**WORK TO BE COMPLETED:** Reproduce the listing below in its entirety. Change nothing.
* START GIVEN ENTRIES *
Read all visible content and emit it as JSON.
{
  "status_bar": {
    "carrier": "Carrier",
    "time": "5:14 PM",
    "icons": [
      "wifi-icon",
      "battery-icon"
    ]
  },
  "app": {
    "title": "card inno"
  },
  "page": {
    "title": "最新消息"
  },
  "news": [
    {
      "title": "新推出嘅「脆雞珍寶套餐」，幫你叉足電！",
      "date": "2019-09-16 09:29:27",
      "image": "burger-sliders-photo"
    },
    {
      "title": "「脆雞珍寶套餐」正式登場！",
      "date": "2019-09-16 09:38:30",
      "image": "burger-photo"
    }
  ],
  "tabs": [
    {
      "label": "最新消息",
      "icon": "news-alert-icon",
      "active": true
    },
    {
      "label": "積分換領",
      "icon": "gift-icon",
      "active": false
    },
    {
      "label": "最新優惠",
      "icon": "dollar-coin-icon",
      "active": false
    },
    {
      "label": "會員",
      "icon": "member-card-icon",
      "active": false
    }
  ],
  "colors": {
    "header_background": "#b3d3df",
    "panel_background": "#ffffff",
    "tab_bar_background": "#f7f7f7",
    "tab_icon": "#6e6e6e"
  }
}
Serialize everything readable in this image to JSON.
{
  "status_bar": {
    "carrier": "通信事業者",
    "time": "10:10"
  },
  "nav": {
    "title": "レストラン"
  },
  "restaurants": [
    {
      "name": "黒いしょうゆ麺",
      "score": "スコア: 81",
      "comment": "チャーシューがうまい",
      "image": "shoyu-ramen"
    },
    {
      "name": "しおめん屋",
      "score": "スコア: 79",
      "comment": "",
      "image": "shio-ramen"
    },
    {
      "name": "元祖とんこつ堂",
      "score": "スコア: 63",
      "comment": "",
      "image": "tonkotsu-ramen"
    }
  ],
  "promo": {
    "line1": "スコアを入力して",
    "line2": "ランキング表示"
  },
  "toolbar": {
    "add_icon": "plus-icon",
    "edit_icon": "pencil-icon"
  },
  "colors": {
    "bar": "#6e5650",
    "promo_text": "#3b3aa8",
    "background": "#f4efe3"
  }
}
* END GIVEN ENTRIES *
**RESPONSE TO THE TASK:**
Read all visible content and emit it as JSON.
{
  "status_bar": {
    "carrier": "Carrier",
    "time": "5:14 PM",
    "icons": [
      "wifi-icon",
      "battery-icon"
    ]
  },
  "app": {
    "title": "card inno"
  },
  "page": {
    "title": "最新消息"
  },
  "news": [
    {
      "title": "新推出嘅「脆雞珍寶套餐」，幫你叉足電！",
      "date": "2019-09-16 09:29:27",
      "image": "burger-sliders-photo"
    },
    {
      "title": "「脆雞珍寶套餐」正式登場！",
      "date": "2019-09-16 09:38:30",
      "image": "burger-photo"
    }
  ],
  "tabs": [
    {
      "label": "最新消息",
      "icon": "news-alert-icon",
      "active": true
    },
    {
      "label": "積分換領",
      "icon": "gift-icon",
      "active": false
    },
    {
      "label": "最新優惠",
      "icon": "dollar-coin-icon",
      "active": false
    },
    {
      "label": "會員",
      "icon": "member-card-icon",
      "active": false
    }
  ],
  "colors": {
    "header_background": "#b3d3df",
    "panel_background": "#ffffff",
    "tab_bar_background": "#f7f7f7",
    "tab_icon": "#6e6e6e"
  }
}
Serialize everything readable in this image to JSON.
{
  "status_bar": {
    "carrier": "通信事業者",
    "time": "10:10"
  },
  "nav": {
    "title": "レストラン"
  },
  "restaurants": [
    {
      "name": "黒いしょうゆ麺",
      "score": "スコア: 81",
      "comment": "チャーシューがうまい",
      "image": "shoyu-ramen"
    },
    {
      "name": "しおめん屋",
      "score": "スコア: 79",
      "comment": "",
      "image": "shio-ramen"
    },
    {
      "name": "元祖とんこつ堂",
      "score": "スコア: 63",
      "comment": "",
      "image": "tonkotsu-ramen"
    }
  ],
  "promo": {
    "line1": "スコアを入力して",
    "line2": "ランキング表示"
  },
  "toolbar": {
    "add_icon": "plus-icon",
    "edit_icon": "pencil-icon"
  },
  "colors": {
    "bar": "#6e5650",
    "promo_text": "#3b3aa8",
    "background": "#f4efe3"
  }
}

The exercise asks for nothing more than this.